▶ Kumpulan Tugas
1. Jawab pertanyaan berikut berdasarkan teks tentang baju baru saat Idulfitri.
(a) Di kota mana Lyotard lahir?
(b) Di universitas mana Lyotard belajar filsafat?
(c) Tradisi apa yang disebut menarik dari semua kegiatan Idulfitri?
2. Teruskan teks tentang baju baru saat Idulfitri, mulai setelah kalimat terakhirnya.

▶ Petikan Dokumen
Anas Machmudy Andy Mahasiswa Aqidah Filsafat Islam UIN Sunan Ampel Surabaya

Melihat Fenomena Baju Baru dalam Perayaan Idulfitri dengan Pemikiran Lyotard

2 min read

Hari Raya Idulfitri adalah momen yang ditunggu-tunggu oleh seluruh umat Islam setelah berpuasa sebulan penuh. Banyak dari kita merasa bahagia akan datangnya hari itu untuk melakukan hal-hal yang hanya ada saat Idulfitri.

Seperti momen salat Id, saling bermaaf-maafan dengan tetangga, silaturahmi dengan sanak saudara jauh, sampai dengan adanya kue-kue yang berjejer rapi di ruang tamu. Namun, dari itu semua ada salah satu yang menarik, yakni tradisi memakai baju baru.

Banyak orang yang beranggapan di hari itu kita harus memakai  baju baru. Hal ini akan dilihat dari teori penolakan metanarasi yang dikemukakan oleh Jean Francois Lyotard.  Jean Francois Lyotard adalah seorang filsuf dan juga sosiolog terkenal asal Prancis.

Dia lahir di Versailles, Prancis, pada tanggal 10 Agustus 1924 dan meninggal pada tanggal 21 April 1998. Ia belajar filsafat di Universitas Sorbonne. Ia adalah salah satu pendiri International College of Philosophy bersama Jacques Derrida, Francois Chatelet, dan Gilles Deleuze.

Ia banyak fokus pada beragam topik pengetahuan, komunikasi, seni modern dan pascamodern, serta masih banyak lagi. Dengan banyak fokusnya pada beragam topik, banyak buku yang telah ditulis oleh Lyotard seperti The Postmodern Condition, Libidinal Economy, The Inhuman, dan masih banyak lagi.

Dalam sosiologi, salah satu teori yang dikemukakan Lyotard adalah meninggalkan metanarasi (meta-narrative). Meta-narrative atau narasi besar, adalah suatu narasi yang digunakan untuk menjelaskan atau memahami cerita lain.

▶ Daftar Item
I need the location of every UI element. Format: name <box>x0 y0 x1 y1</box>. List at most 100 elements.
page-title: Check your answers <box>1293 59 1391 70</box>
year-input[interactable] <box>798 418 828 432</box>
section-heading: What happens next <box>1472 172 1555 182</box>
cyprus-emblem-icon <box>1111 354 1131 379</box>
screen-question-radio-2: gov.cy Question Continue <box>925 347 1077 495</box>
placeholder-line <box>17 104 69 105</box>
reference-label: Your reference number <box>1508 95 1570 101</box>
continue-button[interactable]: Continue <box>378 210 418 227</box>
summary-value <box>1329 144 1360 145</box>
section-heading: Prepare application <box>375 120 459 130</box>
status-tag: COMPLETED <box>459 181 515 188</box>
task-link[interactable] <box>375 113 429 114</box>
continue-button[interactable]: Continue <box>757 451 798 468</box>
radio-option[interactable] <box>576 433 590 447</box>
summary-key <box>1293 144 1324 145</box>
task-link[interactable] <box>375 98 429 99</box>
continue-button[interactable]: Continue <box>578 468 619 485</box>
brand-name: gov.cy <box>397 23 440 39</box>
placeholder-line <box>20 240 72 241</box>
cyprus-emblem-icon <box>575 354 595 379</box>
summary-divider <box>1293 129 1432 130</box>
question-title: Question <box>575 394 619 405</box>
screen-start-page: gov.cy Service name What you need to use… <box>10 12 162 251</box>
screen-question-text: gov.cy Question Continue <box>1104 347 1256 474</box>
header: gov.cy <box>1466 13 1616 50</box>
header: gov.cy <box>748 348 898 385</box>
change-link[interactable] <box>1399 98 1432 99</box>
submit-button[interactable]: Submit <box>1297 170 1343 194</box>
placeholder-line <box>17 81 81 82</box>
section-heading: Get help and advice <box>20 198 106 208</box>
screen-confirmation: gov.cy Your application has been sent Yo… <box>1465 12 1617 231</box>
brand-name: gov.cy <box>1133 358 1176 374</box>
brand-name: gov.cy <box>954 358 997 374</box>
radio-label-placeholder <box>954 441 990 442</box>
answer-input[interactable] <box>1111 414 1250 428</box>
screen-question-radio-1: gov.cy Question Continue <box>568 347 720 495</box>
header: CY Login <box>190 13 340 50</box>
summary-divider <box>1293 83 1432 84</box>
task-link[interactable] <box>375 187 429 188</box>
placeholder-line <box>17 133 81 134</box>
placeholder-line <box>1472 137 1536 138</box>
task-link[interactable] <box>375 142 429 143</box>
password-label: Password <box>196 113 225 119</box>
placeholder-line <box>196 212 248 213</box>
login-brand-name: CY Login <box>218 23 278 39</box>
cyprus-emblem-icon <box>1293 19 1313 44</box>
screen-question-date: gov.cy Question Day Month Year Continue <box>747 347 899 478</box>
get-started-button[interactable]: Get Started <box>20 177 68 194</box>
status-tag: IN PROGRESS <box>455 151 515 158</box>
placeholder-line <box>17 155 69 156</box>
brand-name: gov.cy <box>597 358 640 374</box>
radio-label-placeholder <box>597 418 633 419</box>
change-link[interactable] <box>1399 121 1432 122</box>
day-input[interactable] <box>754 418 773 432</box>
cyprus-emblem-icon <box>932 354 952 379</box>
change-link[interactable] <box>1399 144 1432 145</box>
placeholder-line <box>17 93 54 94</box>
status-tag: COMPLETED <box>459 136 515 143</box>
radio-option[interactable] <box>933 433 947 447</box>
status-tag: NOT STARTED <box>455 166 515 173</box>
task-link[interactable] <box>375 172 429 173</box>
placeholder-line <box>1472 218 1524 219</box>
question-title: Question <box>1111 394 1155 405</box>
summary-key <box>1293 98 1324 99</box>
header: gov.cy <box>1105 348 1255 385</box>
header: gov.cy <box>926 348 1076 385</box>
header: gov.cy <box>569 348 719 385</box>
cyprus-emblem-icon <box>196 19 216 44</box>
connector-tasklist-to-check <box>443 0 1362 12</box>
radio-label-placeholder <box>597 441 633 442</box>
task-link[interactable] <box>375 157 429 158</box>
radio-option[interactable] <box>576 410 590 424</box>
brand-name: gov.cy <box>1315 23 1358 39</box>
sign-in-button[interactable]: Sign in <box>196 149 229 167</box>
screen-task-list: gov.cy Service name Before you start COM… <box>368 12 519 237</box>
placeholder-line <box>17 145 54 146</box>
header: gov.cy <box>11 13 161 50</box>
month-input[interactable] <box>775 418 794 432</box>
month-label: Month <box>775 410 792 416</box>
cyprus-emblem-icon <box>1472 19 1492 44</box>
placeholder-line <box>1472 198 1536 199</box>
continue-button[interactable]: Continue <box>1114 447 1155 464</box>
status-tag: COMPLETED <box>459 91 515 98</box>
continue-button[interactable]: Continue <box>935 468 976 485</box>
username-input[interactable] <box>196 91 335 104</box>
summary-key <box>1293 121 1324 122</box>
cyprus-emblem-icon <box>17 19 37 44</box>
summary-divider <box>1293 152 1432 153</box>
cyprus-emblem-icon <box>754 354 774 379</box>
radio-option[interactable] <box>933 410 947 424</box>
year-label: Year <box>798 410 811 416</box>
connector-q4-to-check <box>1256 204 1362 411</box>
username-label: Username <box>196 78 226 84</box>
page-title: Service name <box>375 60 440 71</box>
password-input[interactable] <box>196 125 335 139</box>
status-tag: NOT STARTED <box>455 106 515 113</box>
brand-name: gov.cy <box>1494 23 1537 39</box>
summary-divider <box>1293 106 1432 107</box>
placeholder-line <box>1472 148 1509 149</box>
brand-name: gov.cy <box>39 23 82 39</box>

* * *

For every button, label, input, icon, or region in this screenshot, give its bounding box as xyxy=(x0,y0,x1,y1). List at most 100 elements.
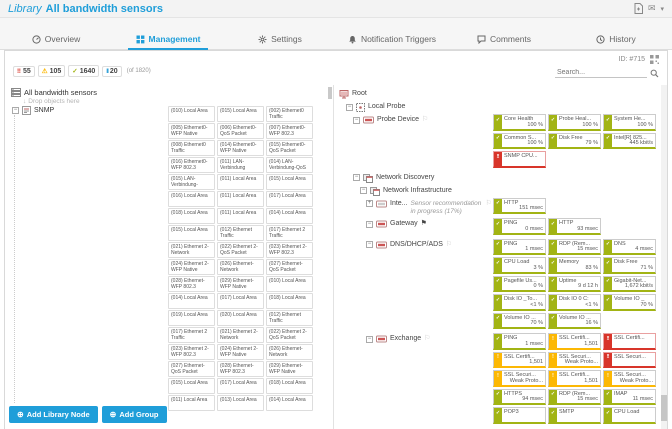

▶ Hasil Latihan
1.
(a) Versailles, Prancis.
(b) Universitas Sorbonne.
(c) Tradisi memakai baju baru.

2.
Contohnya, saat kita sedang membaca buku lalu berhenti sejenak dan membahas bagaimana cerita itu dibuat. Namun, dalam konteks Lyotard berbeda, metanarasi adalah narasi besar yang ada dan mengklaim atas kebenaran universal. Contohnya, cerita tentang sejarah dunia yang menjelaskan peristiwa yang terjadi. Biasanya cerita itu mengklaim kebenaran universal dari satu sudut pandang saja. Pada saat itu metanarasi telah berakhir dan banyak narasi kecil yang butuh pengakuan.

Baca Juga  Diplomasi Publik ala Bucin

Lyotard memperkenalkan gagasan menolak metanarasi sebagai bagian dari pendekatannya pada cerita dan pengetahuan. Ia menekankan pentingnya mengakui dan menghormati keberagaman, perbedaan dan berbagai bentuk pengetahuan yang ada.

Dalam pemikiran Lyotard, penolakan terhadap metanarasi berarti penolakan terhadap cerita-cerita yang berfungsi sebagai pembenaran atau penjelasan universal yang mengklaim mempunyai kebenaran atau nilai objektif.

Menurut Lyotard, metanarasi adalah upaya pengabaian perbedaan dan keberagaman pada pengetahuan. Pengetahuan tidak boleh dibatasi oleh satu narasi atau metanarasi yang menegaskan kebenaran universal. Dengan menolak metanarasi mendorong kita untuk berpikir kritis serta terbuka pada dunia yang kompleks dan beragam.

Pada saat akan menjelang berakhirnya bulan Ramadan kita akan selalu terbayang untuk membeli baju baru. Nantinya baju tersebut akan digunakan saat Idulfitri tiba. Tradisi memakai pakaian yang baru adalah salah satu fenomena yang umum terjadi di banyak budaya muslim saat Idulfitri.

Banyak dari kita memilih untuk membeli atau membuat pakaian baru khusus untuk merayakan Idulfitri. Pakaian baru ini sering kali dipandang sebagai simbol kesegaran, kebersihan, dan kegembiraan dalam menyambut hari raya tersebut. Mari kita tarik teori itu pada salah satu fenomena yang ada saat Lebaran atau Idulfitri.

Jika ditinjau dari teori Lyotard, memakai pakaian baru telah menjadi metanarasi, di mana orang-orang menganggap memakai pakaian baru adalah suatu keharusan yang ada dalam Idulfitri.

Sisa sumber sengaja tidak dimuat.